+++ 所给材料
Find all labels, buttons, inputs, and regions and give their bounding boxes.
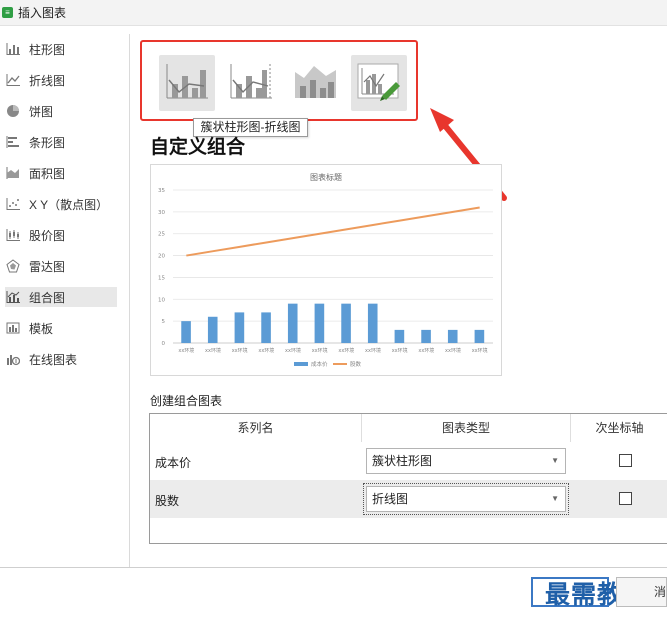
bar	[367, 303, 378, 343]
combo-series-table: 系列名 图表类型 次坐标轴 成本价 簇状柱形图 ▼ 股数 折线图 ▼	[149, 413, 667, 544]
x-tick-label: xx环境	[472, 347, 488, 354]
bar	[474, 329, 485, 343]
thumb-clustered-column-line[interactable]	[159, 55, 215, 111]
online-chart-icon	[5, 352, 21, 366]
y-tick-label: 15	[158, 275, 165, 281]
x-tick-label: xx环境	[418, 347, 434, 354]
legend-label: 股数	[350, 360, 362, 368]
custom-combo-icon	[356, 62, 402, 105]
bar	[261, 312, 271, 343]
x-tick-label: xx环境	[312, 347, 328, 354]
thumb-stacked-area-column[interactable]	[287, 55, 343, 111]
footer-divider	[0, 567, 667, 568]
clustered-column-line-icon	[164, 62, 210, 105]
legend-swatch	[294, 362, 308, 366]
secondary-axis-checkbox[interactable]	[619, 454, 632, 467]
x-tick-label: xx环境	[445, 347, 461, 354]
series-name: 股数	[155, 494, 180, 508]
section-title: 自定义组合	[150, 137, 246, 158]
sidebar-item-area[interactable]: 面积图	[5, 163, 117, 183]
y-tick-label: 30	[158, 210, 165, 216]
y-tick-label: 25	[158, 232, 165, 238]
stacked-area-column-icon	[292, 62, 338, 105]
x-tick-label: xx环境	[392, 347, 408, 354]
bar	[207, 316, 218, 343]
y-tick-label: 20	[158, 254, 165, 260]
sidebar-item-pie[interactable]: 饼图	[5, 101, 117, 121]
x-tick-label: xx环境	[258, 347, 274, 354]
line-chart-icon	[5, 73, 21, 87]
chart-type-select[interactable]: 折线图 ▼	[363, 483, 569, 515]
bar	[314, 303, 325, 343]
thumb-custom-combo[interactable]	[351, 55, 407, 111]
y-tick-label: 10	[158, 297, 165, 303]
chevron-down-icon: ▼	[551, 456, 559, 465]
create-combo-label: 创建组合图表	[150, 394, 223, 408]
header-secondary-axis: 次坐标轴	[595, 421, 644, 435]
sidebar-item-online[interactable]: 在线图表	[5, 349, 117, 369]
legend-label: 成本价	[311, 360, 328, 368]
title-bar: ≡ 插入图表	[0, 0, 667, 26]
window-title: 插入图表	[18, 6, 67, 20]
cancel-button[interactable]: 消	[616, 577, 667, 607]
secondary-axis-checkbox[interactable]	[619, 492, 632, 505]
table-row: 成本价 簇状柱形图 ▼	[150, 442, 667, 480]
header-series-name: 系列名	[237, 421, 274, 435]
bar	[421, 329, 431, 343]
bar	[181, 321, 191, 343]
bar	[394, 329, 405, 343]
combo-type-thumbnails	[140, 40, 418, 121]
sidebar-item-template[interactable]: 模板	[5, 318, 117, 338]
sidebar-item-combo[interactable]: 组合图	[5, 287, 117, 307]
x-tick-label: xx环境	[365, 347, 381, 354]
app-logo-icon: ≡	[2, 7, 13, 18]
bar	[341, 303, 351, 343]
column-chart-icon	[5, 42, 21, 56]
sidebar-item-bar[interactable]: 条形图	[5, 132, 117, 152]
y-tick-label: 5	[162, 319, 166, 325]
sidebar-item-scatter[interactable]: X Y（散点图）	[5, 194, 117, 214]
bar	[447, 329, 458, 343]
thumb-column-line-secondary-axis[interactable]	[223, 55, 279, 111]
pie-chart-icon	[5, 104, 21, 118]
sidebar-item-line[interactable]: 折线图	[5, 70, 117, 90]
x-tick-label: xx环境	[205, 347, 221, 354]
chart-preview: 图表标题 0 5 10 15 20 25 30 35 xx环境 xx环境 xx环境 xx环境 xx环境 xx…	[150, 164, 502, 376]
area-chart-icon	[5, 166, 21, 180]
x-tick-label: xx环境	[285, 347, 301, 354]
stock-chart-icon	[5, 228, 21, 242]
line-series	[186, 206, 480, 257]
y-tick-label: 0	[162, 341, 166, 347]
bar	[234, 312, 245, 343]
header-chart-type: 图表类型	[441, 421, 490, 435]
combo-chart: 图表标题 0 5 10 15 20 25 30 35 xx环境 xx环境 xx环境 xx环境 xx环境 xx…	[158, 172, 493, 368]
sidebar-item-radar[interactable]: 雷达图	[5, 256, 117, 276]
series-name: 成本价	[155, 456, 192, 470]
x-tick-label: xx环境	[338, 347, 354, 354]
combo-chart-icon	[5, 290, 21, 304]
chevron-down-icon: ▼	[551, 494, 559, 503]
sidebar-item-column[interactable]: 柱形图	[5, 39, 117, 59]
y-tick-label: 35	[158, 188, 165, 194]
x-tick-label: xx环境	[232, 347, 248, 354]
bar	[287, 303, 298, 343]
chart-type-sidebar: 柱形图 折线图 饼图 条形图 面积图 X Y（散点图） 股价图 雷达图 组合图 …	[0, 34, 130, 567]
sidebar-item-stock[interactable]: 股价图	[5, 225, 117, 245]
column-line-secondary-axis-icon	[228, 62, 274, 105]
scatter-chart-icon	[5, 197, 21, 211]
radar-chart-icon	[5, 259, 21, 273]
chart-type-select[interactable]: 簇状柱形图 ▼	[366, 448, 566, 474]
template-icon	[5, 321, 21, 335]
x-tick-label: xx环境	[178, 347, 194, 354]
table-row: 股数 折线图 ▼	[150, 480, 667, 518]
bar-chart-icon	[5, 135, 21, 149]
chart-title: 图表标题	[310, 172, 342, 182]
++++++
练习题目 | 把上面各条目中的"成本价"都改成"单价"，其余一字不改，重新写出这些行，图片不要放进答案。

结果 |
Find all labels, buttons, inputs, and regions and give their bounding boxes.
bar	[367, 303, 378, 343]
combo-series-table: 系列名 图表类型 次坐标轴 单价 簇状柱形图 ▼ 股数 折线图 ▼	[149, 413, 667, 544]
x-tick-label: xx环境	[472, 347, 488, 354]
bar	[474, 329, 485, 343]
thumb-clustered-column-line[interactable]	[159, 55, 215, 111]
online-chart-icon	[5, 352, 21, 366]
y-tick-label: 15	[158, 275, 165, 281]
x-tick-label: xx环境	[418, 347, 434, 354]
legend-label: 股数	[350, 360, 362, 368]
custom-combo-icon	[356, 62, 402, 105]
bar	[261, 312, 271, 343]
x-tick-label: xx环境	[312, 347, 328, 354]
thumb-stacked-area-column[interactable]	[287, 55, 343, 111]
footer-divider	[0, 567, 667, 568]
clustered-column-line-icon	[164, 62, 210, 105]
legend-swatch	[294, 362, 308, 366]
secondary-axis-checkbox[interactable]	[619, 454, 632, 467]
x-tick-label: xx环境	[445, 347, 461, 354]
series-name: 股数	[155, 494, 180, 508]
section-title: 自定义组合	[150, 137, 246, 158]
sidebar-item-area[interactable]: 面积图	[5, 163, 117, 183]
y-tick-label: 30	[158, 210, 165, 216]
y-tick-label: 25	[158, 232, 165, 238]
stacked-area-column-icon	[292, 62, 338, 105]
x-tick-label: xx环境	[392, 347, 408, 354]
bar	[207, 316, 218, 343]
y-tick-label: 20	[158, 254, 165, 260]
sidebar-item-pie[interactable]: 饼图	[5, 101, 117, 121]
x-tick-label: xx环境	[258, 347, 274, 354]
line-chart-icon	[5, 73, 21, 87]
chart-type-select[interactable]: 折线图 ▼	[363, 483, 569, 515]
bar	[314, 303, 325, 343]
thumb-custom-combo[interactable]	[351, 55, 407, 111]
y-tick-label: 10	[158, 297, 165, 303]
chevron-down-icon: ▼	[551, 456, 559, 465]
create-combo-label: 创建组合图表	[150, 394, 223, 408]
header-secondary-axis: 次坐标轴	[595, 421, 644, 435]
sidebar-item-online[interactable]: 在线图表	[5, 349, 117, 369]
legend-label: 单价	[311, 360, 328, 368]
title-bar: ≡ 插入图表	[0, 0, 667, 26]
window-title: 插入图表	[18, 6, 67, 20]
cancel-button[interactable]: 消	[616, 577, 667, 607]
secondary-axis-checkbox[interactable]	[619, 492, 632, 505]
table-row: 单价 簇状柱形图 ▼	[150, 442, 667, 480]
header-series-name: 系列名	[237, 421, 274, 435]
bar	[421, 329, 431, 343]
bar	[181, 321, 191, 343]
bar	[394, 329, 405, 343]
combo-type-thumbnails	[140, 40, 418, 121]
sidebar-item-template[interactable]: 模板	[5, 318, 117, 338]
sidebar-item-combo[interactable]: 组合图	[5, 287, 117, 307]
x-tick-label: xx环境	[365, 347, 381, 354]
app-logo-icon: ≡	[2, 7, 13, 18]
bar	[341, 303, 351, 343]
column-chart-icon	[5, 42, 21, 56]
sidebar-item-bar[interactable]: 条形图	[5, 132, 117, 152]
y-tick-label: 5	[162, 319, 166, 325]
sidebar-item-scatter[interactable]: X Y（散点图）	[5, 194, 117, 214]
bar	[447, 329, 458, 343]
thumb-column-line-secondary-axis[interactable]	[223, 55, 279, 111]
pie-chart-icon	[5, 104, 21, 118]
sidebar-item-line[interactable]: 折线图	[5, 70, 117, 90]
x-tick-label: xx环境	[205, 347, 221, 354]
chart-preview: 图表标题 0 5 10 15 20 25 30 35 xx环境 xx环境 xx环境 xx环境 xx环境 xx…	[150, 164, 502, 376]
area-chart-icon	[5, 166, 21, 180]
x-tick-label: xx环境	[285, 347, 301, 354]
stock-chart-icon	[5, 228, 21, 242]
line-series	[186, 206, 480, 257]
y-tick-label: 0	[162, 341, 166, 347]
bar	[234, 312, 245, 343]
header-chart-type: 图表类型	[441, 421, 490, 435]
combo-chart: 图表标题 0 5 10 15 20 25 30 35 xx环境 xx环境 xx环境 xx环境 xx环境 xx…	[158, 172, 493, 368]
sidebar-item-radar[interactable]: 雷达图	[5, 256, 117, 276]
series-name: 单价	[155, 456, 192, 470]
x-tick-label: xx环境	[338, 347, 354, 354]
combo-chart-icon	[5, 290, 21, 304]
chevron-down-icon: ▼	[551, 494, 559, 503]
sidebar-item-column[interactable]: 柱形图	[5, 39, 117, 59]
y-tick-label: 35	[158, 188, 165, 194]
x-tick-label: xx环境	[232, 347, 248, 354]
bar	[287, 303, 298, 343]
chart-type-sidebar: 柱形图 折线图 饼图 条形图 面积图 X Y（散点图） 股价图 雷达图 组合图 …	[0, 34, 130, 567]
sidebar-item-stock[interactable]: 股价图	[5, 225, 117, 245]
column-line-secondary-axis-icon	[228, 62, 274, 105]
scatter-chart-icon	[5, 197, 21, 211]
radar-chart-icon	[5, 259, 21, 273]
chart-type-select[interactable]: 簇状柱形图 ▼	[366, 448, 566, 474]
template-icon	[5, 321, 21, 335]
x-tick-label: xx环境	[178, 347, 194, 354]
table-row: 股数 折线图 ▼	[150, 480, 667, 518]
bar-chart-icon	[5, 135, 21, 149]
chart-title: 图表标题	[310, 172, 342, 182]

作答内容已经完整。